#### [Request]
Return every record below exactly as written, but leave out the pictures.

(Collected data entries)
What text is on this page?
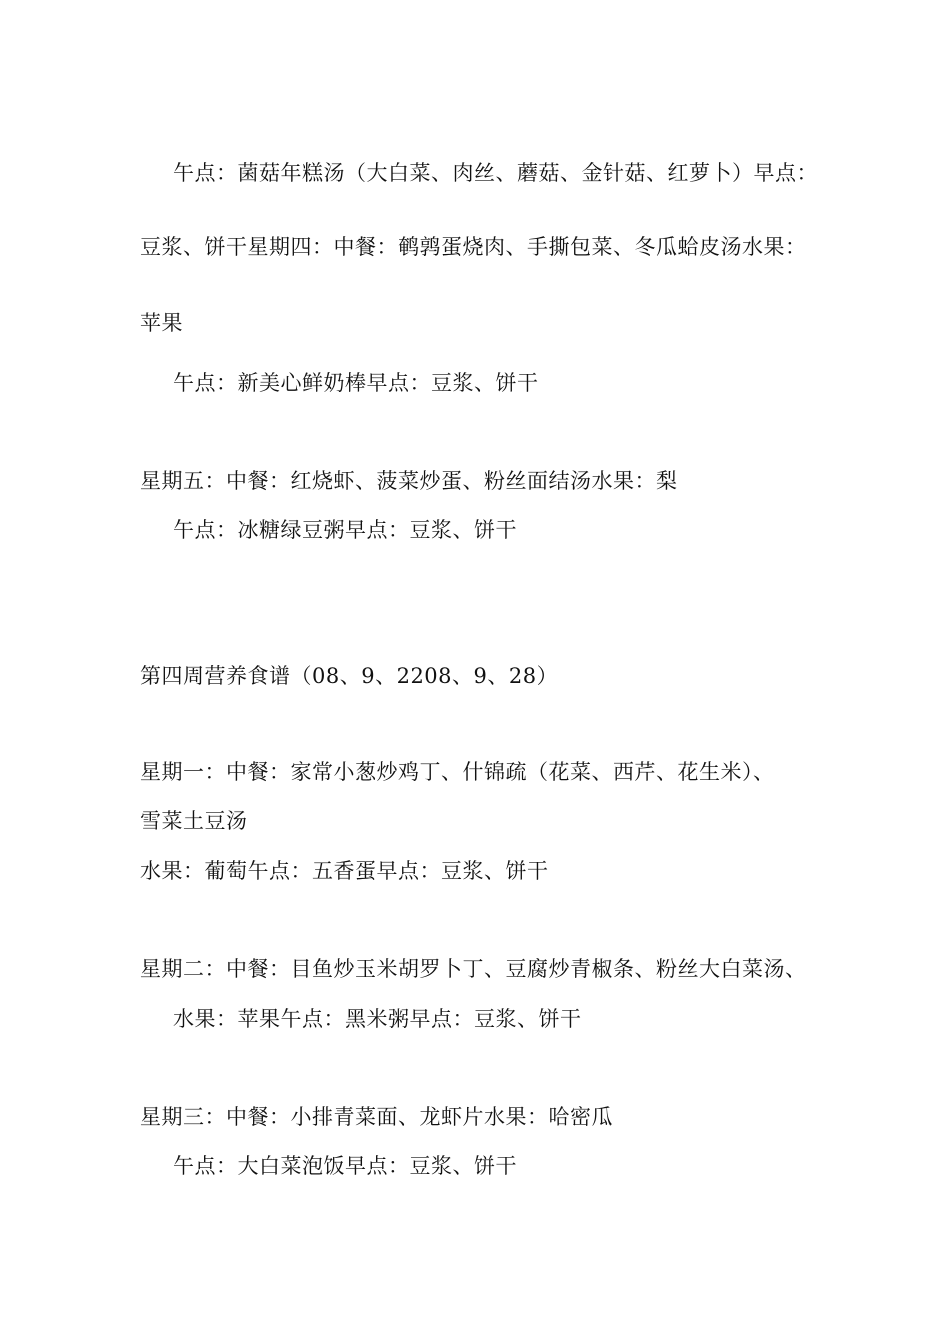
午点：菌菇年糕汤（大白菜、肉丝、蘑菇、金针菇、红萝卜）早点：
豆浆、饼干星期四：中餐：鹌鹑蛋烧肉、手撕包菜、冬瓜蛤皮汤水果：
苹果
午点：新美心鲜奶棒早点：豆浆、饼干
星期五：中餐：红烧虾、菠菜炒蛋、粉丝面结汤水果：梨
午点：冰糖绿豆粥早点：豆浆、饼干
第四周营养食谱（08、9、2208、9、28）
星期一：中餐：家常小葱炒鸡丁、什锦疏（花菜、西芹、花生米）、
雪菜土豆汤
水果：葡萄午点：五香蛋早点：豆浆、饼干
星期二：中餐：目鱼炒玉米胡罗卜丁、豆腐炒青椒条、粉丝大白菜汤、
水果：苹果午点：黑米粥早点：豆浆、饼干
星期三：中餐：小排青菜面、龙虾片水果：哈密瓜
午点：大白菜泡饭早点：豆浆、饼干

#### [The answer]
What text is on this page?
午点：菌菇年糕汤（大白菜、肉丝、蘑菇、金针菇、红萝卜）早点：
豆浆、饼干星期四：中餐：鹌鹑蛋烧肉、手撕包菜、冬瓜蛤皮汤水果：
苹果
午点：新美心鲜奶棒早点：豆浆、饼干
星期五：中餐：红烧虾、菠菜炒蛋、粉丝面结汤水果：梨
午点：冰糖绿豆粥早点：豆浆、饼干
第四周营养食谱（08、9、2208、9、28）
星期一：中餐：家常小葱炒鸡丁、什锦疏（花菜、西芹、花生米）、
雪菜土豆汤
水果：葡萄午点：五香蛋早点：豆浆、饼干
星期二：中餐：目鱼炒玉米胡罗卜丁、豆腐炒青椒条、粉丝大白菜汤、
水果：苹果午点：黑米粥早点：豆浆、饼干
星期三：中餐：小排青菜面、龙虾片水果：哈密瓜
午点：大白菜泡饭早点：豆浆、饼干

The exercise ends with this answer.